## Begin

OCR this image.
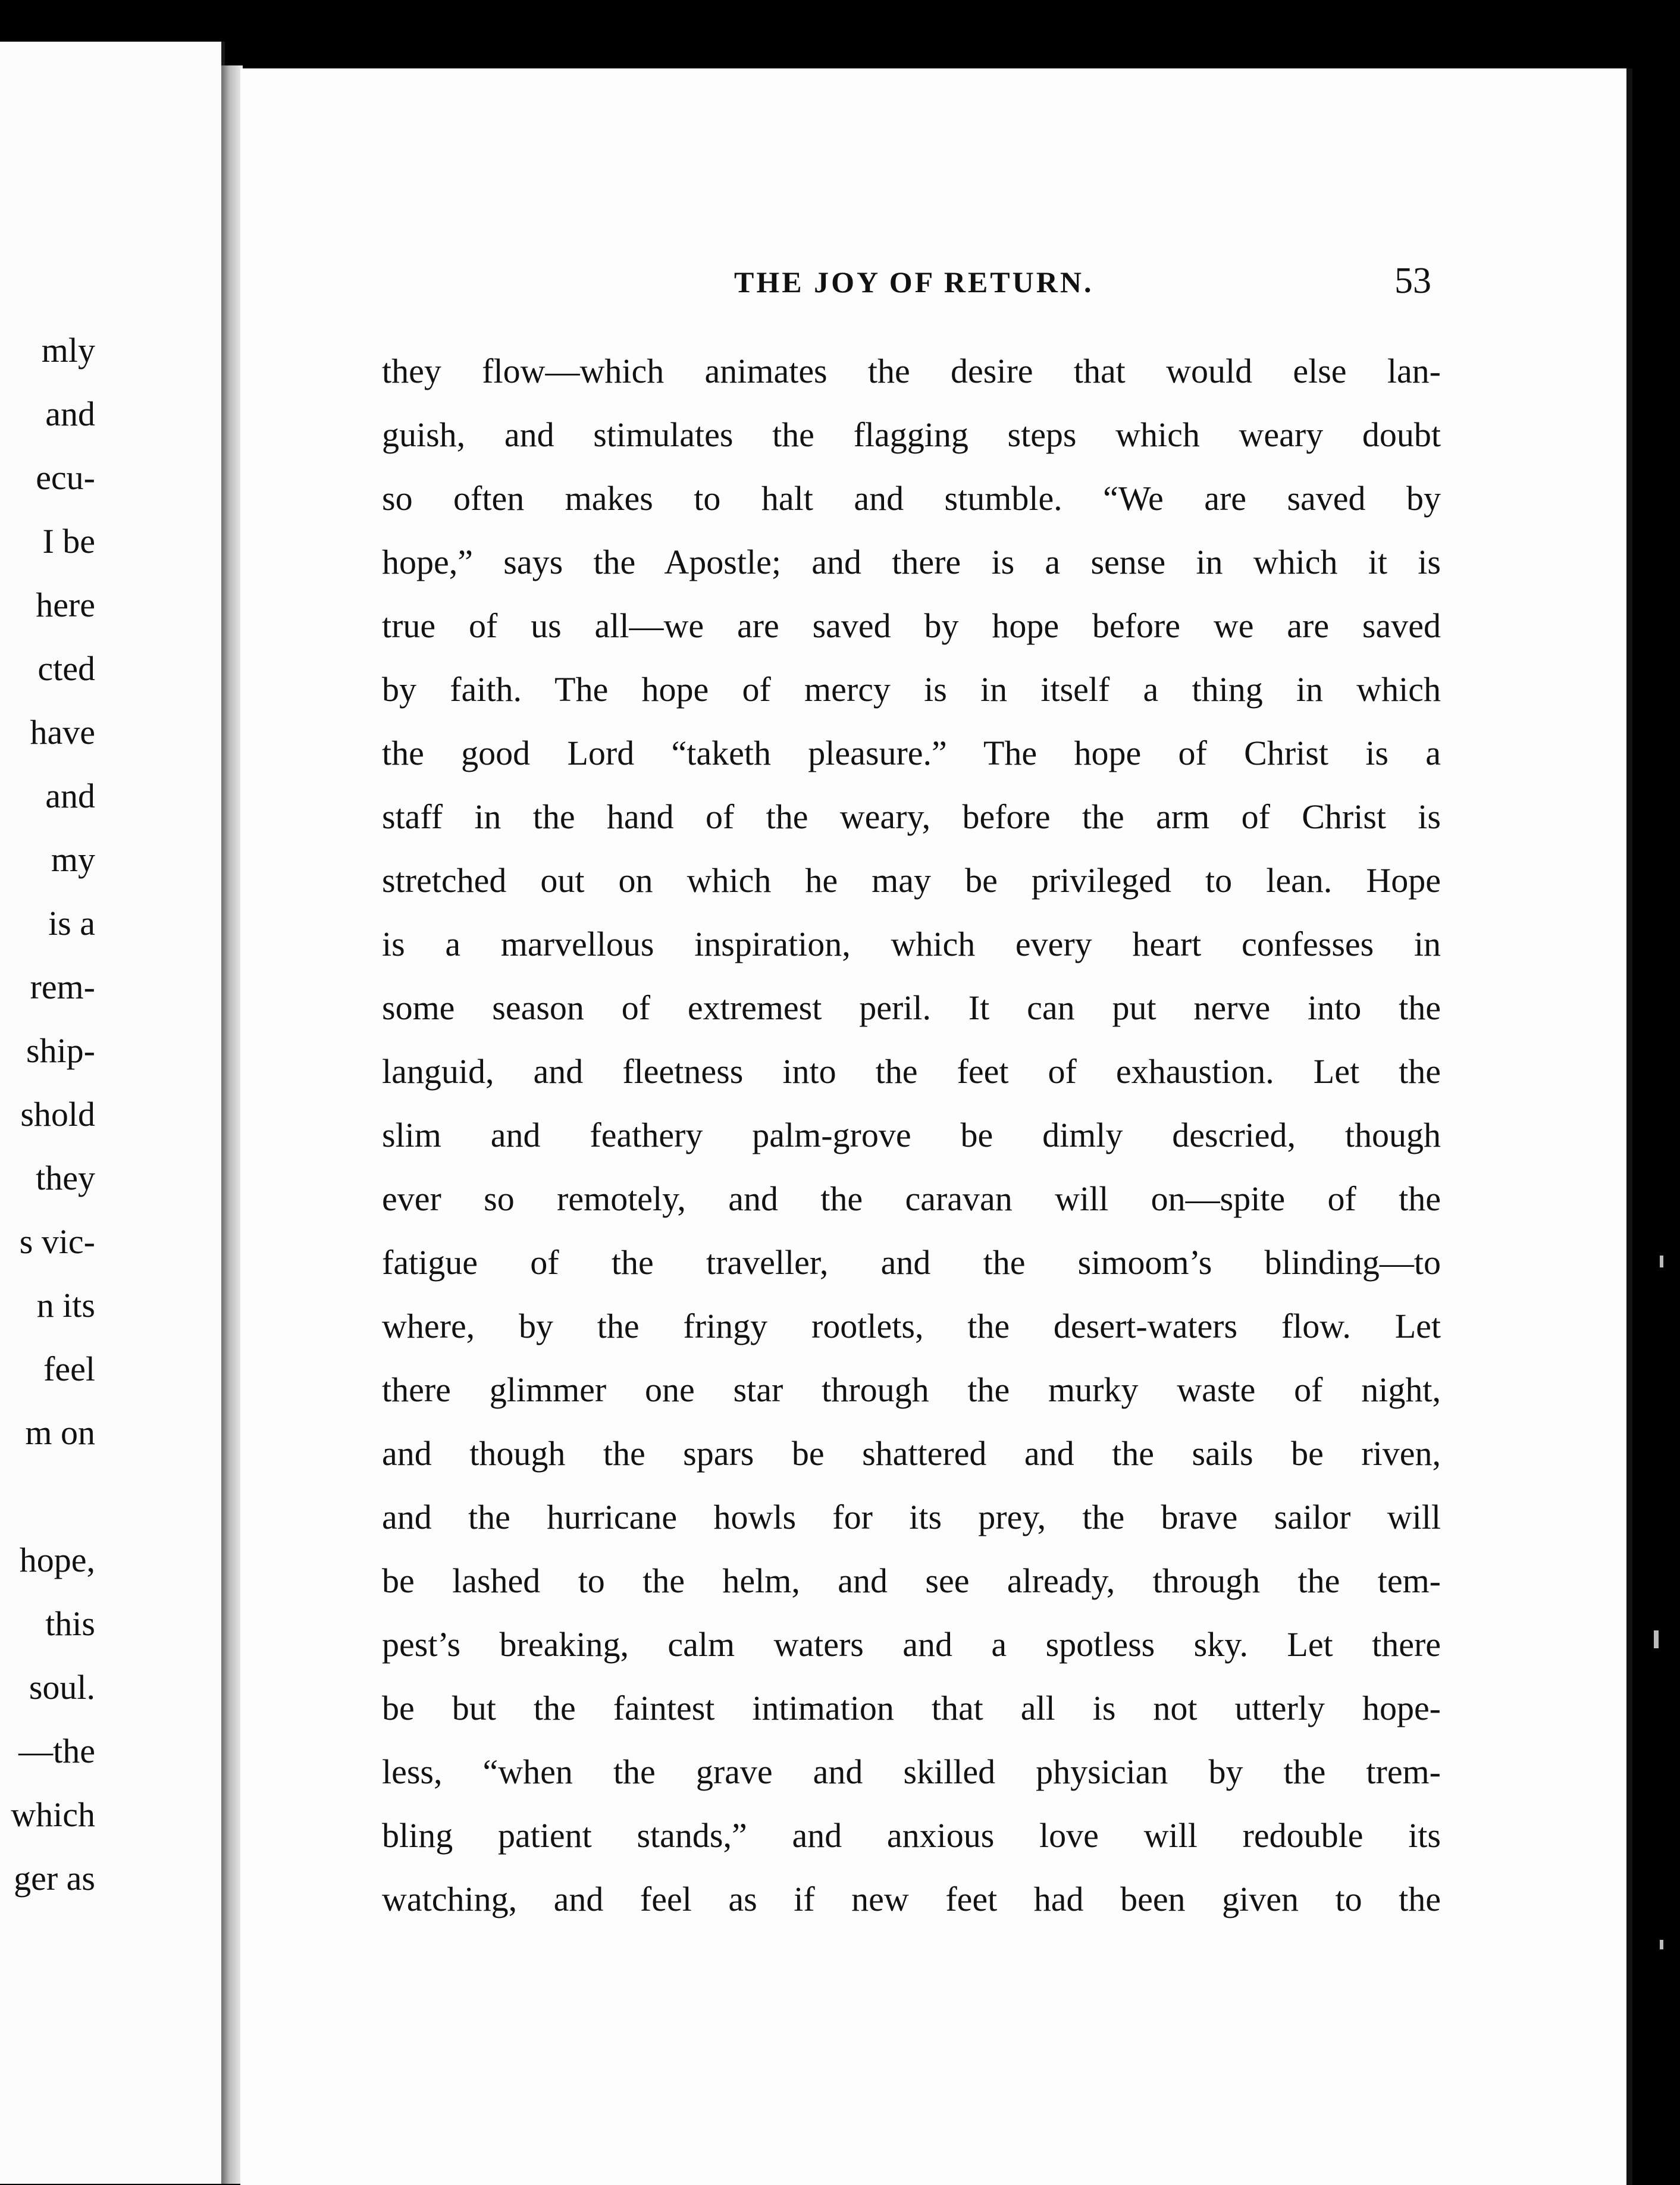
mly
and
ecu-
I be
here
cted
have
and
my
is a
rem-
ship-
shold
they
s vic-
n its
feel
m on
hope,
this
soul.
—the
which
ger as
THE JOY OF RETURN.	53
they flow—which animates the desire that would else lan-
guish, and stimulates the flagging steps which weary doubt
so often makes to halt and stumble. “We are saved by
hope,” says the Apostle; and there is a sense in which it is
true of us all—we are saved by hope before we are saved
by faith. The hope of mercy is in itself a thing in which
the good Lord “taketh pleasure.” The hope of Christ is a
staff in the hand of the weary, before the arm of Christ is
stretched out on which he may be privileged to lean. Hope
is a marvellous inspiration, which every heart confesses in
some season of extremest peril. It can put nerve into the
languid, and fleetness into the feet of exhaustion. Let the
slim and feathery palm-grove be dimly descried, though
ever so remotely, and the caravan will on—spite of the
fatigue of the traveller, and the simoom’s blinding—to
where, by the fringy rootlets, the desert-waters flow. Let
there glimmer one star through the murky waste of night,
and though the spars be shattered and the sails be riven,
and the hurricane howls for its prey, the brave sailor will
be lashed to the helm, and see already, through the tem-
pest’s breaking, calm waters and a spotless sky. Let there
be but the faintest intimation that all is not utterly hope-
less, “when the grave and skilled physician by the trem-
bling patient stands,” and anxious love will redouble its
watching, and feel as if new feet had been given to the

## End

REQUIREMENTS — Look through the entries above; copy every line holding the string "weary".

RESPONSE BELOW —
guish, and stimulates the flagging steps which weary doubt
staff in the hand of the weary, before the arm of Christ is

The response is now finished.